EXERCISE DIRECTIONS:
Look through the listing below and give the number of lines that hold "ventet". Say nothing more.

** begin PROVIDED MATERIAL **

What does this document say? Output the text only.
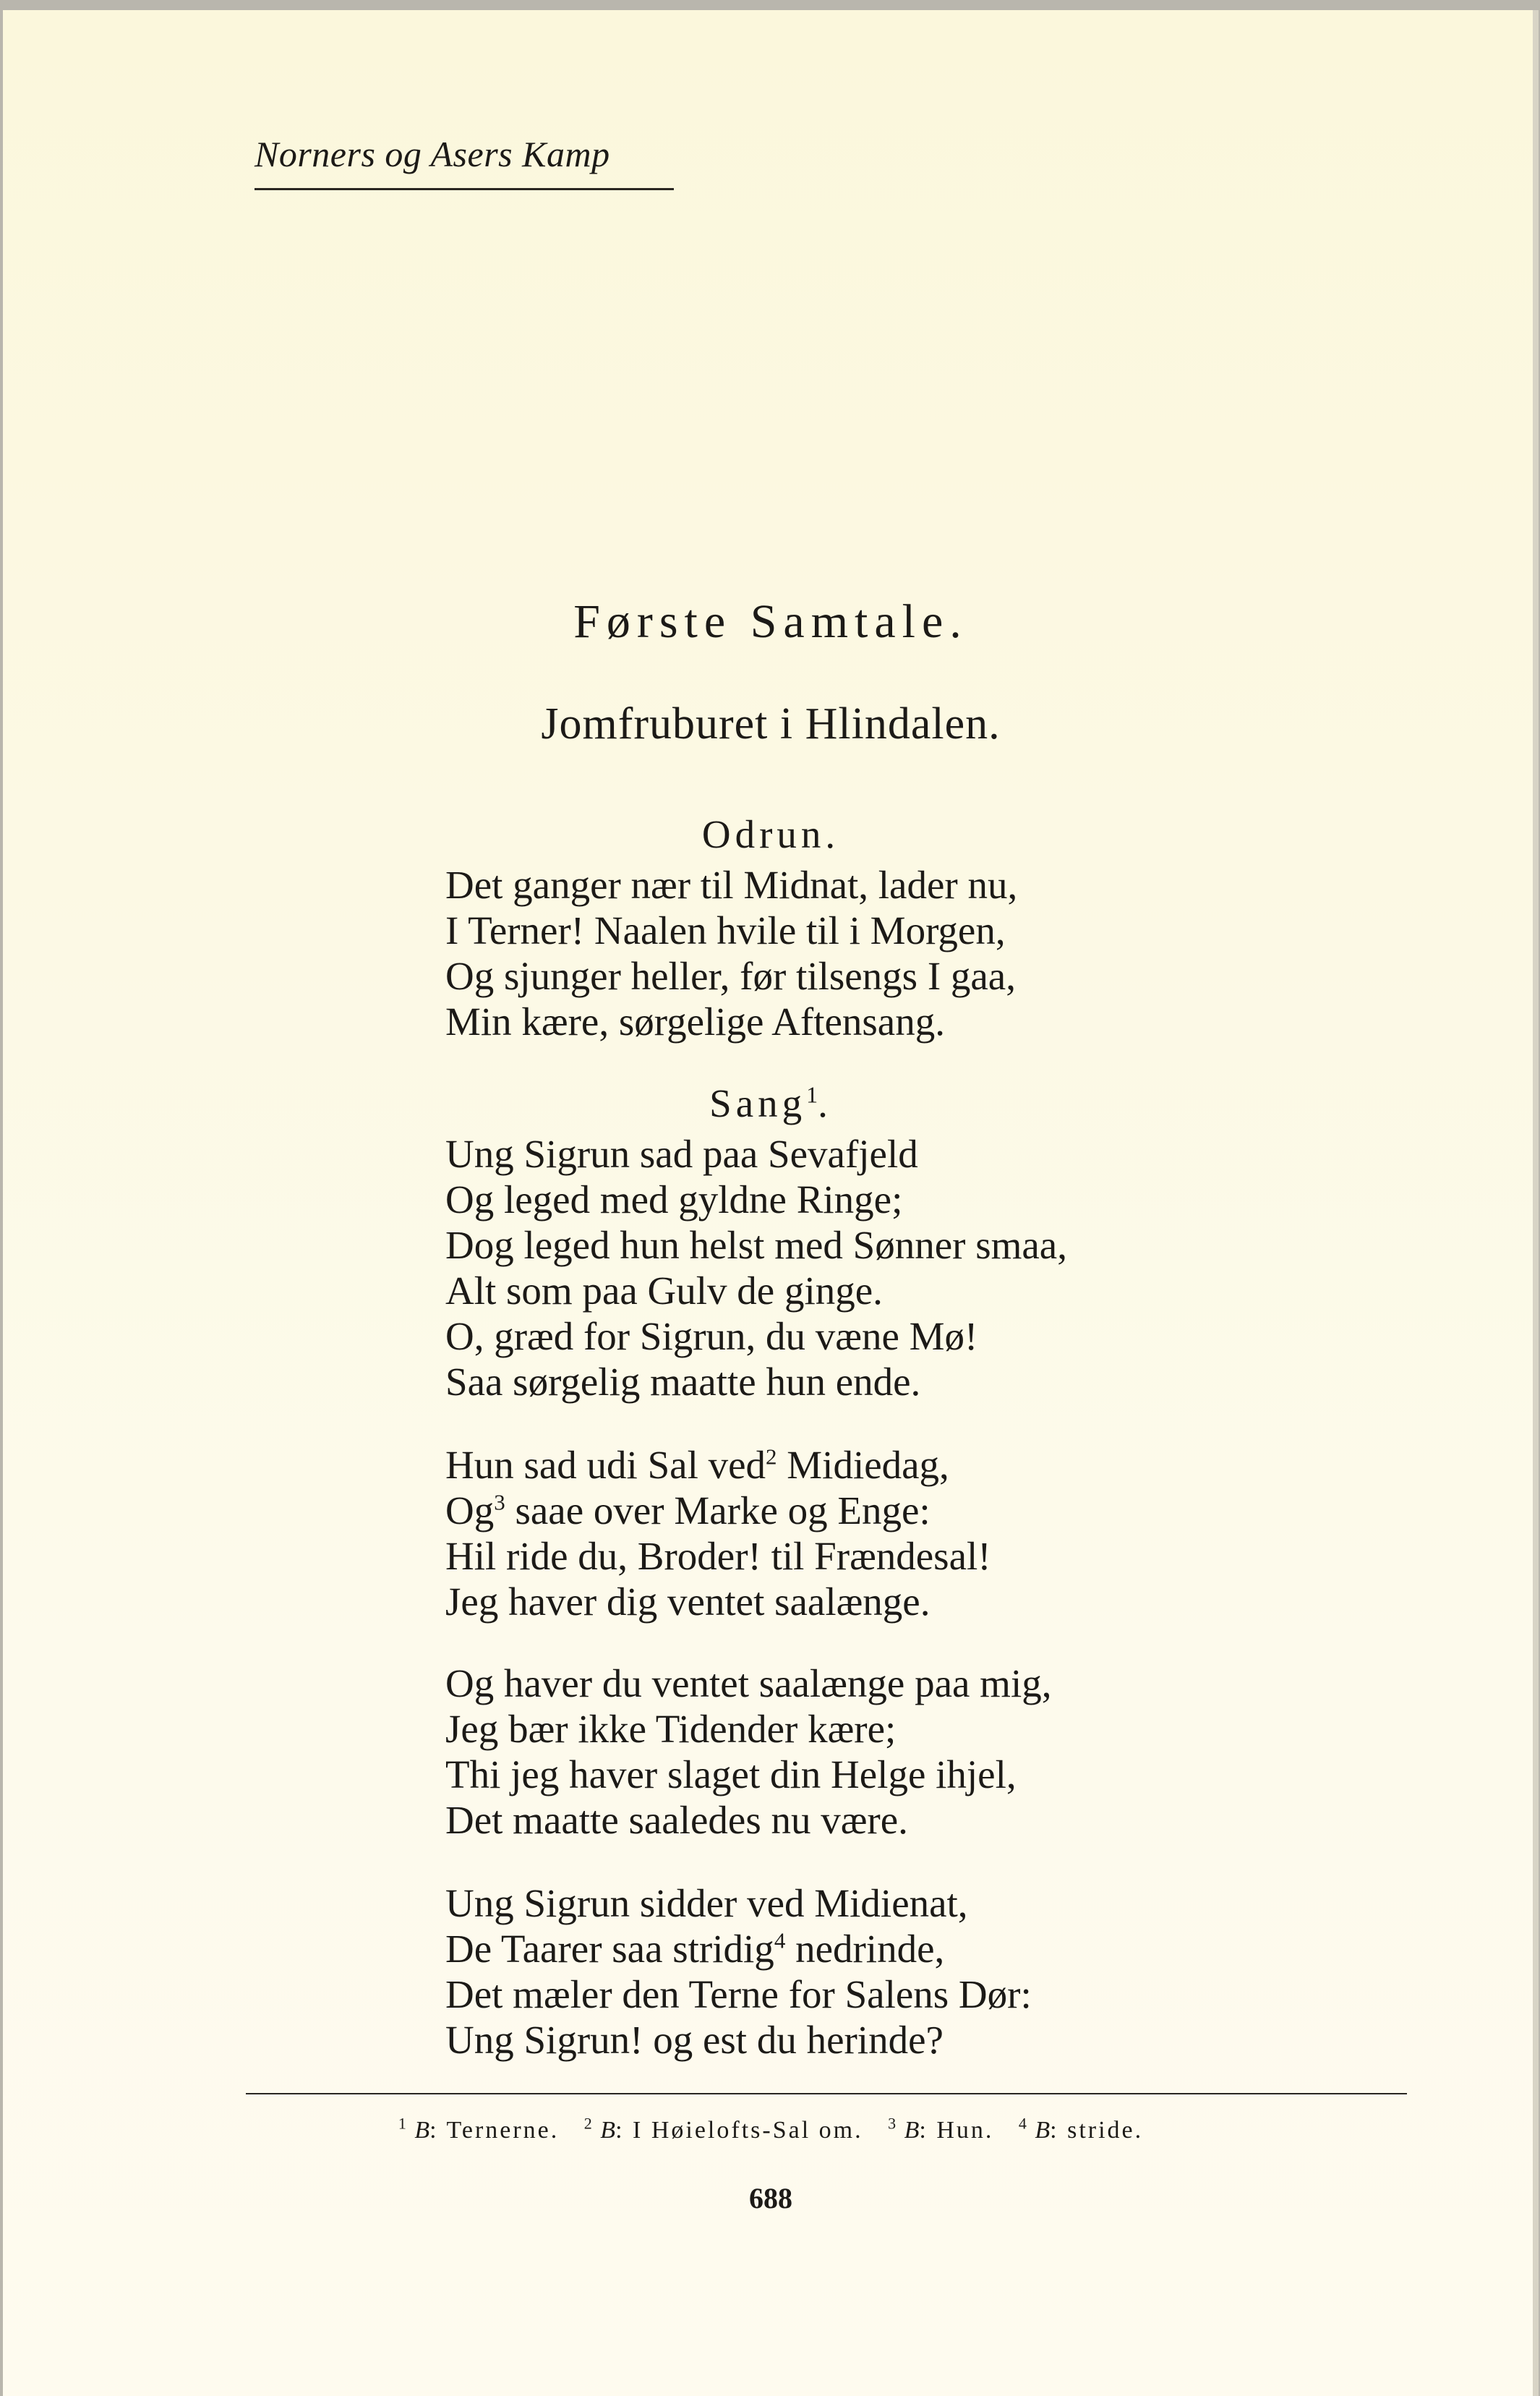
Norners og Asers Kamp
Første Samtale.
Jomfruburet i Hlindalen.
Odrun.
Det ganger nær til Midnat, lader nu,
I Terner! Naalen hvile til i Morgen,
Og sjunger heller, før tilsengs I gaa,
Min kære, sørgelige Aftensang.
Sang$^1$.
Ung Sigrun sad paa Sevafjeld
Og leged med gyldne Ringe;
Dog leged hun helst med Sønner smaa,
Alt som paa Gulv de ginge.
O, græd for Sigrun, du væne Mø!
Saa sørgelig maatte hun ende.
Hun sad udi Sal ved$^2$ Midiedag,
Og$^3$ saae over Marke og Enge:
Hil ride du, Broder! til Frændesal!
Jeg haver dig ventet saalænge.
Og haver du ventet saalænge paa mig,
Jeg bær ikke Tidender kære;
Thi jeg haver slaget din Helge ihjel,
Det maatte saaledes nu være.
Ung Sigrun sidder ved Midienat,
De Taarer saa stridig$^4$ nedrinde,
Det mæler den Terne for Salens Dør:
Ung Sigrun! og est du herinde?
$^1$ B: Ternerne. $^2$ B: I Høielofts-Sal om. $^3$ B: Hun. $^4$ B: stride.
688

** end PROVIDED MATERIAL **

ANSWER:
2